WHAT YOU WILL DO: Every entry that follows should be reproduced exactly.

Dataset listings of figures:
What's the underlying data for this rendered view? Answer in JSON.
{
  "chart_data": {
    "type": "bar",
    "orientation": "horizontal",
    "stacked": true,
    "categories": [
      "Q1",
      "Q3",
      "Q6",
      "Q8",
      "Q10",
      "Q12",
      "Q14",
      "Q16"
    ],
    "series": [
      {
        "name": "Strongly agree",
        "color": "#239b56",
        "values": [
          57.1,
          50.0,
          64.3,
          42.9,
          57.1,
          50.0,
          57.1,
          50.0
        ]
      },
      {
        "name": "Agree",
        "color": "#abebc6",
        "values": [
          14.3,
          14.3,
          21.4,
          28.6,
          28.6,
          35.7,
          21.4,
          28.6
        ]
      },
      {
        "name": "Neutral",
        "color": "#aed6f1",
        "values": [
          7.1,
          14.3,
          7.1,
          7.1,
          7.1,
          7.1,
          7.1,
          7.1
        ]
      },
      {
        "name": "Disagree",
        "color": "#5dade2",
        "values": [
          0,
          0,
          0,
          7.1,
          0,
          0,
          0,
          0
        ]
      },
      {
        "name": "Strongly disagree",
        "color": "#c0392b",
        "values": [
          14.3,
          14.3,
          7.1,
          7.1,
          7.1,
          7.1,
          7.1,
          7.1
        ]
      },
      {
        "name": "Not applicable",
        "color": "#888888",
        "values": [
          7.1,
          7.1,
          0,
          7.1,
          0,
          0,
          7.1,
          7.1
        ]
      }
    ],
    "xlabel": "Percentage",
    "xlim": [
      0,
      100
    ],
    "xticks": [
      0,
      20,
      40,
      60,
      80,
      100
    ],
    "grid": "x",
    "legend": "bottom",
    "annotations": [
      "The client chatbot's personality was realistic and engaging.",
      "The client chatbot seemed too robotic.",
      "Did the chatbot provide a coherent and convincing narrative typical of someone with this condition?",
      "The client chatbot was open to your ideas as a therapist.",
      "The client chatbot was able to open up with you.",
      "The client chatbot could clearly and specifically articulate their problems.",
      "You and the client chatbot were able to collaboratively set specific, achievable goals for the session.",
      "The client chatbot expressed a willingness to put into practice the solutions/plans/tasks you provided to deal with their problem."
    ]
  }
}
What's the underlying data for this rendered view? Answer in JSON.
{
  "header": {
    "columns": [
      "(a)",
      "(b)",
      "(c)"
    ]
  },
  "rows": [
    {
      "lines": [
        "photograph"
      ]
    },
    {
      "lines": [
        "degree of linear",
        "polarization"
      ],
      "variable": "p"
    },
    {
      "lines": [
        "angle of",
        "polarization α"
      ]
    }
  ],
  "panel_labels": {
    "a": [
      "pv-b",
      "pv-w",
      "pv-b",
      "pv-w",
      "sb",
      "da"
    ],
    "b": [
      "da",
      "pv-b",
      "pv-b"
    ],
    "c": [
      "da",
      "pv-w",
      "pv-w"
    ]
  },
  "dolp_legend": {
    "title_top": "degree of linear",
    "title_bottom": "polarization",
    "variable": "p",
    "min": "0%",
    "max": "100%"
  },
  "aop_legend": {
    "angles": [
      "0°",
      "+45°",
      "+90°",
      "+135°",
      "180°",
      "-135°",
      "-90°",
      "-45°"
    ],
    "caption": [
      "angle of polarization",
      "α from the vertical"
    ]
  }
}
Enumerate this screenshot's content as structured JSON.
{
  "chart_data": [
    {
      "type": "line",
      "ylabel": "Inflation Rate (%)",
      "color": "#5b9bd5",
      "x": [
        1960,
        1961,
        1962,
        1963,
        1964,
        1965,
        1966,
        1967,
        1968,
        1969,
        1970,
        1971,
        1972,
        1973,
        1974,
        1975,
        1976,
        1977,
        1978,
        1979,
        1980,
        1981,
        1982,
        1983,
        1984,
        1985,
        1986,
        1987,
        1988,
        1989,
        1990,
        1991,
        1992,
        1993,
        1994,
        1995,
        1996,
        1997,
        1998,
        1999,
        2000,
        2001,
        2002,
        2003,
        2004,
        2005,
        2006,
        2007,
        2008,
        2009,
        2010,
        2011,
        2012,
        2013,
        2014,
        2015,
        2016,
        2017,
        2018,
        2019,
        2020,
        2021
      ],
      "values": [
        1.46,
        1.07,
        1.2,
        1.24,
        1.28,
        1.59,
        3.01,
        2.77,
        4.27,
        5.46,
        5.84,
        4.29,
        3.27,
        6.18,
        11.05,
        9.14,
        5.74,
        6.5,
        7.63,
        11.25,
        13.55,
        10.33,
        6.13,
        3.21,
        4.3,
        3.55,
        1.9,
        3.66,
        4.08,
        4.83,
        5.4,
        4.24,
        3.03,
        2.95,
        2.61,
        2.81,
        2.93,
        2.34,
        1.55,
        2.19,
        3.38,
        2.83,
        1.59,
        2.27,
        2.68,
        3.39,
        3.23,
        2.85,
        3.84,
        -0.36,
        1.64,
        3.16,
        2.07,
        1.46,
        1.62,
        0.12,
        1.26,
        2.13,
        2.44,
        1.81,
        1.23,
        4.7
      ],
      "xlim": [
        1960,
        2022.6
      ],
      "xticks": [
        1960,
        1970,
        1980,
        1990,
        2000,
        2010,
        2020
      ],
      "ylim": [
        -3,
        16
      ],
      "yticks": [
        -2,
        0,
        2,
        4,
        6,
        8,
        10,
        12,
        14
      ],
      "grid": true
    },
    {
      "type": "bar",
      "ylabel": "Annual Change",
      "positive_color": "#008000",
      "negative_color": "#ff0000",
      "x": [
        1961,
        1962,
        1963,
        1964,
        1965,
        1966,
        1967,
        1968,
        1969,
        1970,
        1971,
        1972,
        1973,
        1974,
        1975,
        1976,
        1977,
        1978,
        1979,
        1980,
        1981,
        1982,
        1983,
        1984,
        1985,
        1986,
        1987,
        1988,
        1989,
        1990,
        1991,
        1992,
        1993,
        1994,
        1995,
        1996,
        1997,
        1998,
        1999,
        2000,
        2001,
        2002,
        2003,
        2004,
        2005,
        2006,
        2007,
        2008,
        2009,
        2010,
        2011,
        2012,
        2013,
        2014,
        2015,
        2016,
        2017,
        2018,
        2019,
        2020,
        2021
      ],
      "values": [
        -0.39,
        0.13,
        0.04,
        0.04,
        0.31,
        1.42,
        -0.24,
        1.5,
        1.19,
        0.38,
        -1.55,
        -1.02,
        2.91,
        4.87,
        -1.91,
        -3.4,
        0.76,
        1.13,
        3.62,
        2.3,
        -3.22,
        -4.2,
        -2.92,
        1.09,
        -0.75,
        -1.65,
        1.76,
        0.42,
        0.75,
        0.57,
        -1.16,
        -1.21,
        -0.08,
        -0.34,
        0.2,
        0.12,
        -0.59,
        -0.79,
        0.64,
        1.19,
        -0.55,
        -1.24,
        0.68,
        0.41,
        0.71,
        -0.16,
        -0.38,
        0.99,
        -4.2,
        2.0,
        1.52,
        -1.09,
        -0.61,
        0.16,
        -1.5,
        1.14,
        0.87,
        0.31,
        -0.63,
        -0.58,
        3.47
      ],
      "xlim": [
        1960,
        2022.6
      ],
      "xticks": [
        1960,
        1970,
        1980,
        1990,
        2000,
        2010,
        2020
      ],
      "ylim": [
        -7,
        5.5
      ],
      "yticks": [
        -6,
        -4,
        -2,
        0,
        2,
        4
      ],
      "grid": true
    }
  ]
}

COMPLETED TASK:
What's the underlying data for this rendered view? Answer in JSON.
{
  "chart_data": {
    "type": "bar",
    "orientation": "horizontal",
    "stacked": true,
    "categories": [
      "Q1",
      "Q3",
      "Q6",
      "Q8",
      "Q10",
      "Q12",
      "Q14",
      "Q16"
    ],
    "series": [
      {
        "name": "Strongly agree",
        "color": "#239b56",
        "values": [
          57.1,
          50.0,
          64.3,
          42.9,
          57.1,
          50.0,
          57.1,
          50.0
        ]
      },
      {
        "name": "Agree",
        "color": "#abebc6",
        "values": [
          14.3,
          14.3,
          21.4,
          28.6,
          28.6,
          35.7,
          21.4,
          28.6
        ]
      },
      {
        "name": "Neutral",
        "color": "#aed6f1",
        "values": [
          7.1,
          14.3,
          7.1,
          7.1,
          7.1,
          7.1,
          7.1,
          7.1
        ]
      },
      {
        "name": "Disagree",
        "color": "#5dade2",
        "values": [
          0,
          0,
          0,
          7.1,
          0,
          0,
          0,
          0
        ]
      },
      {
        "name": "Strongly disagree",
        "color": "#c0392b",
        "values": [
          14.3,
          14.3,
          7.1,
          7.1,
          7.1,
          7.1,
          7.1,
          7.1
        ]
      },
      {
        "name": "Not applicable",
        "color": "#888888",
        "values": [
          7.1,
          7.1,
          0,
          7.1,
          0,
          0,
          7.1,
          7.1
        ]
      }
    ],
    "xlabel": "Percentage",
    "xlim": [
      0,
      100
    ],
    "xticks": [
      0,
      20,
      40,
      60,
      80,
      100
    ],
    "grid": "x",
    "legend": "bottom",
    "annotations": [
      "The client chatbot's personality was realistic and engaging.",
      "The client chatbot seemed too robotic.",
      "Did the chatbot provide a coherent and convincing narrative typical of someone with this condition?",
      "The client chatbot was open to your ideas as a therapist.",
      "The client chatbot was able to open up with you.",
      "The client chatbot could clearly and specifically articulate their problems.",
      "You and the client chatbot were able to collaboratively set specific, achievable goals for the session.",
      "The client chatbot expressed a willingness to put into practice the solutions/plans/tasks you provided to deal with their problem."
    ]
  }
}
What's the underlying data for this rendered view? Answer in JSON.
{
  "header": {
    "columns": [
      "(a)",
      "(b)",
      "(c)"
    ]
  },
  "rows": [
    {
      "lines": [
        "photograph"
      ]
    },
    {
      "lines": [
        "degree of linear",
        "polarization"
      ],
      "variable": "p"
    },
    {
      "lines": [
        "angle of",
        "polarization α"
      ]
    }
  ],
  "panel_labels": {
    "a": [
      "pv-b",
      "pv-w",
      "pv-b",
      "pv-w",
      "sb",
      "da"
    ],
    "b": [
      "da",
      "pv-b",
      "pv-b"
    ],
    "c": [
      "da",
      "pv-w",
      "pv-w"
    ]
  },
  "dolp_legend": {
    "title_top": "degree of linear",
    "title_bottom": "polarization",
    "variable": "p",
    "min": "0%",
    "max": "100%"
  },
  "aop_legend": {
    "angles": [
      "0°",
      "+45°",
      "+90°",
      "+135°",
      "180°",
      "-135°",
      "-90°",
      "-45°"
    ],
    "caption": [
      "angle of polarization",
      "α from the vertical"
    ]
  }
}
Enumerate this screenshot's content as structured JSON.
{
  "chart_data": [
    {
      "type": "line",
      "ylabel": "Inflation Rate (%)",
      "color": "#5b9bd5",
      "x": [
        1960,
        1961,
        1962,
        1963,
        1964,
        1965,
        1966,
        1967,
        1968,
        1969,
        1970,
        1971,
        1972,
        1973,
        1974,
        1975,
        1976,
        1977,
        1978,
        1979,
        1980,
        1981,
        1982,
        1983,
        1984,
        1985,
        1986,
        1987,
        1988,
        1989,
        1990,
        1991,
        1992,
        1993,
        1994,
        1995,
        1996,
        1997,
        1998,
        1999,
        2000,
        2001,
        2002,
        2003,
        2004,
        2005,
        2006,
        2007,
        2008,
        2009,
        2010,
        2011,
        2012,
        2013,
        2014,
        2015,
        2016,
        2017,
        2018,
        2019,
        2020,
        2021
      ],
      "values": [
        1.46,
        1.07,
        1.2,
        1.24,
        1.28,
        1.59,
        3.01,
        2.77,
        4.27,
        5.46,
        5.84,
        4.29,
        3.27,
        6.18,
        11.05,
        9.14,
        5.74,
        6.5,
        7.63,
        11.25,
        13.55,
        10.33,
        6.13,
        3.21,
        4.3,
        3.55,
        1.9,
        3.66,
        4.08,
        4.83,
        5.4,
        4.24,
        3.03,
        2.95,
        2.61,
        2.81,
        2.93,
        2.34,
        1.55,
        2.19,
        3.38,
        2.83,
        1.59,
        2.27,
        2.68,
        3.39,
        3.23,
        2.85,
        3.84,
        -0.36,
        1.64,
        3.16,
        2.07,
        1.46,
        1.62,
        0.12,
        1.26,
        2.13,
        2.44,
        1.81,
        1.23,
        4.7
      ],
      "xlim": [
        1960,
        2022.6
      ],
      "xticks": [
        1960,
        1970,
        1980,
        1990,
        2000,
        2010,
        2020
      ],
      "ylim": [
        -3,
        16
      ],
      "yticks": [
        -2,
        0,
        2,
        4,
        6,
        8,
        10,
        12,
        14
      ],
      "grid": true
    },
    {
      "type": "bar",
      "ylabel": "Annual Change",
      "positive_color": "#008000",
      "negative_color": "#ff0000",
      "x": [
        1961,
        1962,
        1963,
        1964,
        1965,
        1966,
        1967,
        1968,
        1969,
        1970,
        1971,
        1972,
        1973,
        1974,
        1975,
        1976,
        1977,
        1978,
        1979,
        1980,
        1981,
        1982,
        1983,
        1984,
        1985,
        1986,
        1987,
        1988,
        1989,
        1990,
        1991,
        1992,
        1993,
        1994,
        1995,
        1996,
        1997,
        1998,
        1999,
        2000,
        2001,
        2002,
        2003,
        2004,
        2005,
        2006,
        2007,
        2008,
        2009,
        2010,
        2011,
        2012,
        2013,
        2014,
        2015,
        2016,
        2017,
        2018,
        2019,
        2020,
        2021
      ],
      "values": [
        -0.39,
        0.13,
        0.04,
        0.04,
        0.31,
        1.42,
        -0.24,
        1.5,
        1.19,
        0.38,
        -1.55,
        -1.02,
        2.91,
        4.87,
        -1.91,
        -3.4,
        0.76,
        1.13,
        3.62,
        2.3,
        -3.22,
        -4.2,
        -2.92,
        1.09,
        -0.75,
        -1.65,
        1.76,
        0.42,
        0.75,
        0.57,
        -1.16,
        -1.21,
        -0.08,
        -0.34,
        0.2,
        0.12,
        -0.59,
        -0.79,
        0.64,
        1.19,
        -0.55,
        -1.24,
        0.68,
        0.41,
        0.71,
        -0.16,
        -0.38,
        0.99,
        -4.2,
        2.0,
        1.52,
        -1.09,
        -0.61,
        0.16,
        -1.5,
        1.14,
        0.87,
        0.31,
        -0.63,
        -0.58,
        3.47
      ],
      "xlim": [
        1960,
        2022.6
      ],
      "xticks": [
        1960,
        1970,
        1980,
        1990,
        2000,
        2010,
        2020
      ],
      "ylim": [
        -7,
        5.5
      ],
      "yticks": [
        -6,
        -4,
        -2,
        0,
        2,
        4
      ],
      "grid": true
    }
  ]
}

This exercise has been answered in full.